- **Instructions for the task**
Check each line of the material below, and copy it if it holds the string "content".

────────────────

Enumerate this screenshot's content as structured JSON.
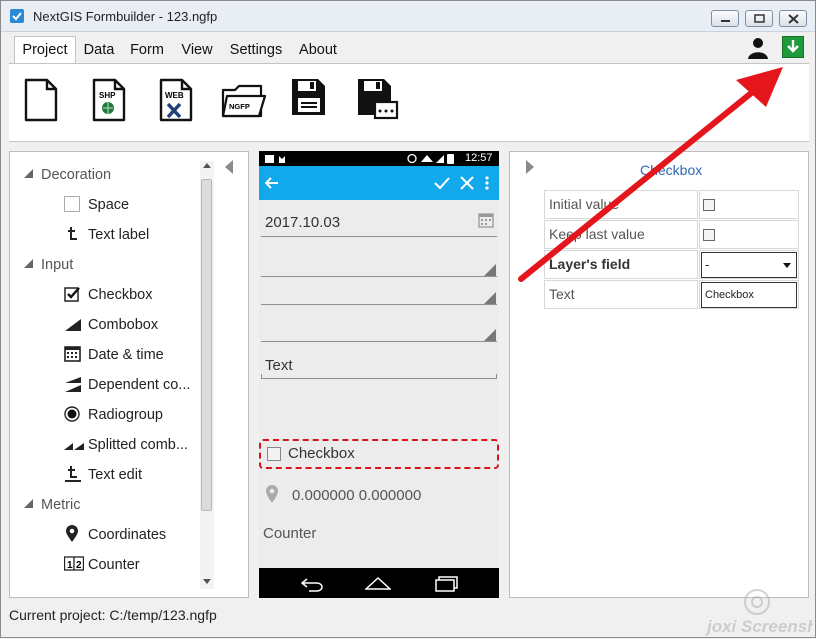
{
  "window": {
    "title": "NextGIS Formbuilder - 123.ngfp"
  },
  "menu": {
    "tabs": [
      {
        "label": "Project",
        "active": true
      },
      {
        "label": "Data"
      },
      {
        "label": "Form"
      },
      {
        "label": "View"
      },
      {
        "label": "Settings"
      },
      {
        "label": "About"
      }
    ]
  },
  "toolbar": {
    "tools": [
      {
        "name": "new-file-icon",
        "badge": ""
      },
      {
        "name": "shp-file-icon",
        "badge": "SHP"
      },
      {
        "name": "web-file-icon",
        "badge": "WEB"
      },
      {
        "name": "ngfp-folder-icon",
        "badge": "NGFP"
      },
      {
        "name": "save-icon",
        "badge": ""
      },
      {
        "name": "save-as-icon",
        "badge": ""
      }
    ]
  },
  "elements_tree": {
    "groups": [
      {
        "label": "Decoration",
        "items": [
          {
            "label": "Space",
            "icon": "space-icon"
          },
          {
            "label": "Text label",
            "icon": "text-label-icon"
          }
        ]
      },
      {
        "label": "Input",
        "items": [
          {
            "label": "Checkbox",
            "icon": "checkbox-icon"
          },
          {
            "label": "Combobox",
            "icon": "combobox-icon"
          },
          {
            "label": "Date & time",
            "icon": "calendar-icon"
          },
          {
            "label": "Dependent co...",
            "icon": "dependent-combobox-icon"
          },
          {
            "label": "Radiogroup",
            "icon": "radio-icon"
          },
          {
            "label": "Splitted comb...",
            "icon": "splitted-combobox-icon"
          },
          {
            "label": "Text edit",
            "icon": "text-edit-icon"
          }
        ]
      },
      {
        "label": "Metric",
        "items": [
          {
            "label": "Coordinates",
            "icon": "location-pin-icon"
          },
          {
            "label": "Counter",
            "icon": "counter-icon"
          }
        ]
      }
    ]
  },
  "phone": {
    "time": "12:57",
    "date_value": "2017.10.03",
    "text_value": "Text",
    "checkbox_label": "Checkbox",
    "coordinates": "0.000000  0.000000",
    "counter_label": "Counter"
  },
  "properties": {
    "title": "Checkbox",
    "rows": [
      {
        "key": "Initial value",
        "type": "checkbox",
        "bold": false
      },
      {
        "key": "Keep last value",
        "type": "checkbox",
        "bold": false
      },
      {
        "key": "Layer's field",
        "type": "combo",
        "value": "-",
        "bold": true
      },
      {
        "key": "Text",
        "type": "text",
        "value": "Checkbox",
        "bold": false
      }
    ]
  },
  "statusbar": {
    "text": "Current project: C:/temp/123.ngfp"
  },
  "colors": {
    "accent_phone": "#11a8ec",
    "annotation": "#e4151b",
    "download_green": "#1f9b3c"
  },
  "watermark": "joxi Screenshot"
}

────────────────

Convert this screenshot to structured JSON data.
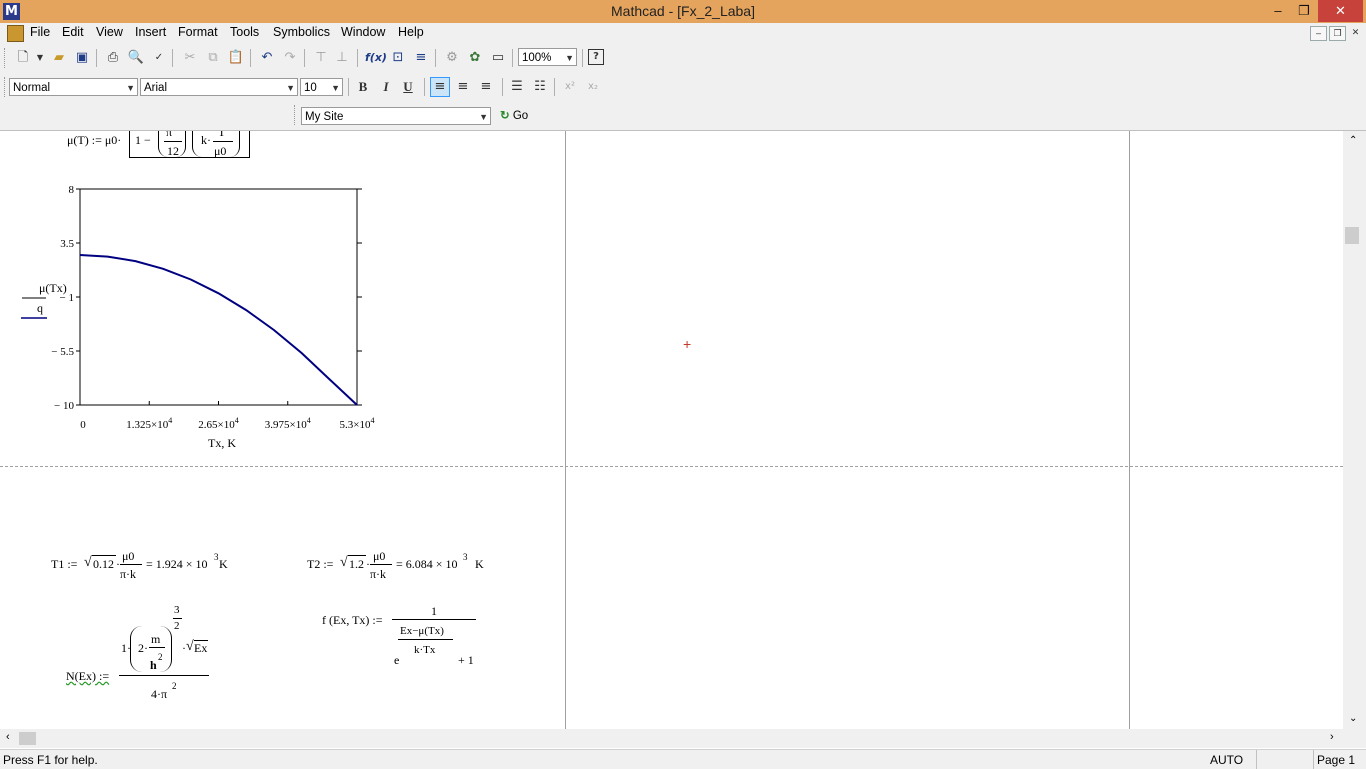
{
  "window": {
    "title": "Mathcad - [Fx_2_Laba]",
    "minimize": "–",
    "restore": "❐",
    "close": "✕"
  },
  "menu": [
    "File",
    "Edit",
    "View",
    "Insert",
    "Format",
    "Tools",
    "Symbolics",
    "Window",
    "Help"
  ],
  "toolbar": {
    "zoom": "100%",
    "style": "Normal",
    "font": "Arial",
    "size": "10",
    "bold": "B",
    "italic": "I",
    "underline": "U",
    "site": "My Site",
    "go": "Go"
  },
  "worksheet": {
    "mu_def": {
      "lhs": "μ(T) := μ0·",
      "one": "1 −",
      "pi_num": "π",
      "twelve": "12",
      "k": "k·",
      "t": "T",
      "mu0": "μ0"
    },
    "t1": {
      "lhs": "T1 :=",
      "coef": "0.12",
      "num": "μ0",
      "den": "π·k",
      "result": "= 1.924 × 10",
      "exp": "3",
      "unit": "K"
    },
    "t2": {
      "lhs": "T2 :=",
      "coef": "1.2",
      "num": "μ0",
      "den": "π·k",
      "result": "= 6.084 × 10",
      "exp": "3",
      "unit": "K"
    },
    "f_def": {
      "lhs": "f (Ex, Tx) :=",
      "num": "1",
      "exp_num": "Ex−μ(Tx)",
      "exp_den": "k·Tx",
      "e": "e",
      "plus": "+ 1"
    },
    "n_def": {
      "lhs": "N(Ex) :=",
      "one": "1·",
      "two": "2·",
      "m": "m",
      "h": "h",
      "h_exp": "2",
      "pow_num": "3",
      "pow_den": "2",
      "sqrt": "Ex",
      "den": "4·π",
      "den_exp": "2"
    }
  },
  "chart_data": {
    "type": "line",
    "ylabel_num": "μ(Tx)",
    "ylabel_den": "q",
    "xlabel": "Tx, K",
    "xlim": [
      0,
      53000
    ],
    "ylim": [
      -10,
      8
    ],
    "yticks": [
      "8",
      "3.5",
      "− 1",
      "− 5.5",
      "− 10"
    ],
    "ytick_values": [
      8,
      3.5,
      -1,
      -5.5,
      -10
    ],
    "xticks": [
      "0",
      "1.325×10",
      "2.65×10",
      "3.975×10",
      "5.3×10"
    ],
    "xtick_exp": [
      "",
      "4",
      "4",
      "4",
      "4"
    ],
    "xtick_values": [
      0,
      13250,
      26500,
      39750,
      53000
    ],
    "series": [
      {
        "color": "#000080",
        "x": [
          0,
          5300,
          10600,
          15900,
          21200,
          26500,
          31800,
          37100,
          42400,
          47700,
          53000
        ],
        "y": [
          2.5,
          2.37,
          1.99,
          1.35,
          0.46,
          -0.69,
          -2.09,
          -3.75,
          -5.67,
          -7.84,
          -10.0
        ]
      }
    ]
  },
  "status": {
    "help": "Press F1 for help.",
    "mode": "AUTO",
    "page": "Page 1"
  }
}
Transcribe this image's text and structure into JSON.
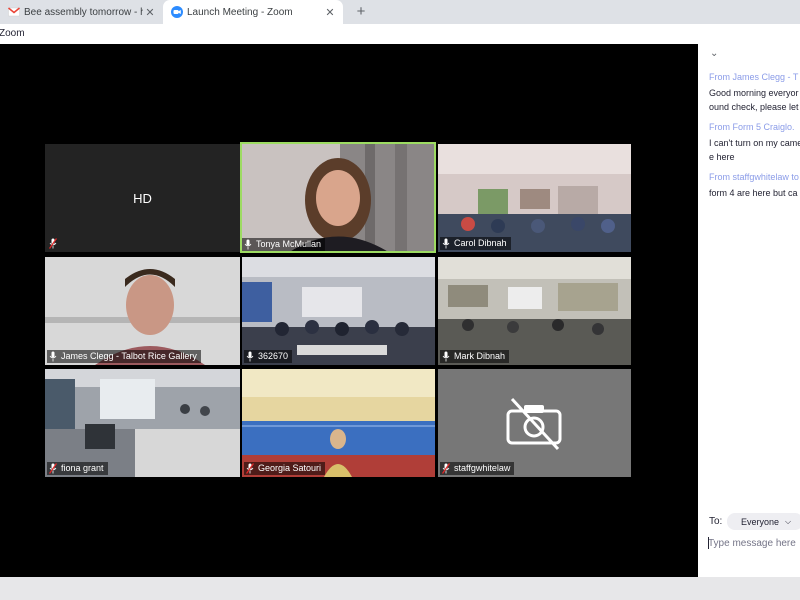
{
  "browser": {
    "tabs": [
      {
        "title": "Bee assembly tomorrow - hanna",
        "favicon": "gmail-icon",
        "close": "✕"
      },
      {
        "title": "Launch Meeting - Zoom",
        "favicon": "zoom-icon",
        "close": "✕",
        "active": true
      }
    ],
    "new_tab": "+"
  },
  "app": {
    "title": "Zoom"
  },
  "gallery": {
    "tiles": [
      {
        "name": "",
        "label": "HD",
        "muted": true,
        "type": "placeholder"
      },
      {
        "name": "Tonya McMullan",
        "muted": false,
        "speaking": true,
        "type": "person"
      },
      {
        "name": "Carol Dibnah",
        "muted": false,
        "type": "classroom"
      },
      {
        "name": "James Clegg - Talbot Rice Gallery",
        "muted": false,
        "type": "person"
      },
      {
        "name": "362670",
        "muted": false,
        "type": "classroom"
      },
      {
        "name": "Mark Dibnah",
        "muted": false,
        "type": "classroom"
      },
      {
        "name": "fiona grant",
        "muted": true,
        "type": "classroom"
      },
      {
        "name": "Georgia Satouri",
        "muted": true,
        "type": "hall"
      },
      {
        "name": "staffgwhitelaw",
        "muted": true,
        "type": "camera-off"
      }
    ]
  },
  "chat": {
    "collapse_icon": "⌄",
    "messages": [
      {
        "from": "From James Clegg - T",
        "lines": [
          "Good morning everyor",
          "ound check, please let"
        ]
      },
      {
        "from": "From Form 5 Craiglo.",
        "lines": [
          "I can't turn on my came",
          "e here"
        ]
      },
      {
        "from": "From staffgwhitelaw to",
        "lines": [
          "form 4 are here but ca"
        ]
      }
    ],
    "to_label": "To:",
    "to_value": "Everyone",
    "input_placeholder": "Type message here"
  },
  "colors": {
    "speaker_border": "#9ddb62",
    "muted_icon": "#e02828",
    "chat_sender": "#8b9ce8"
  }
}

────────────────

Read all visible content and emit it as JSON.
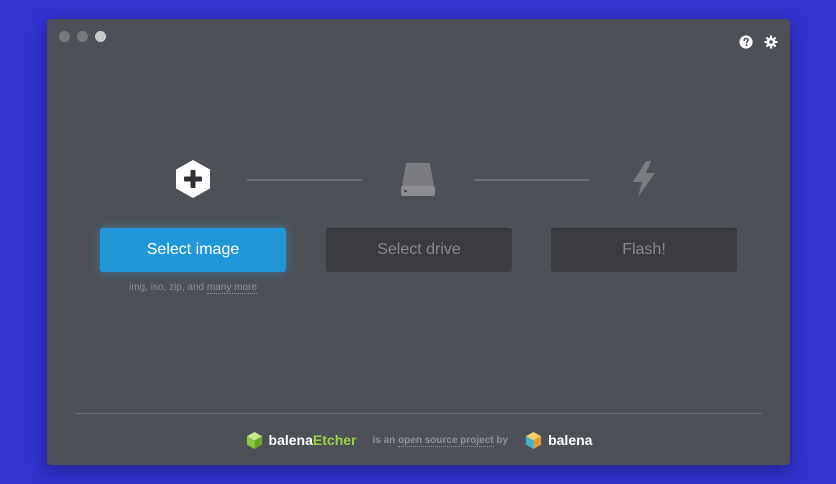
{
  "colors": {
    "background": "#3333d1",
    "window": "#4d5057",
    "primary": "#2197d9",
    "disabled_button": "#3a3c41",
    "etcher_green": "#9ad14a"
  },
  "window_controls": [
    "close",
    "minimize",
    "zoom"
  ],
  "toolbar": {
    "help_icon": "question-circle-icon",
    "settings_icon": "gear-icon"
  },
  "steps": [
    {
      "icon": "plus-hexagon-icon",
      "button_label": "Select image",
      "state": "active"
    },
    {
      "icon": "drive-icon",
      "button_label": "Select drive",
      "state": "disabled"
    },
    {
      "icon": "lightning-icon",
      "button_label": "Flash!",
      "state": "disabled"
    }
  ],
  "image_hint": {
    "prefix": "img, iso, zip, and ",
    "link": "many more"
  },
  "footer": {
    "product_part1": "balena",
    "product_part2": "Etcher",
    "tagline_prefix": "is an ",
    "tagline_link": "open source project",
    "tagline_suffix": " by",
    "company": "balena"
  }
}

────────────────

- **Finished task**
Enumerate this screenshot's content as structured JSON.
Read all visible content and emit it as JSON.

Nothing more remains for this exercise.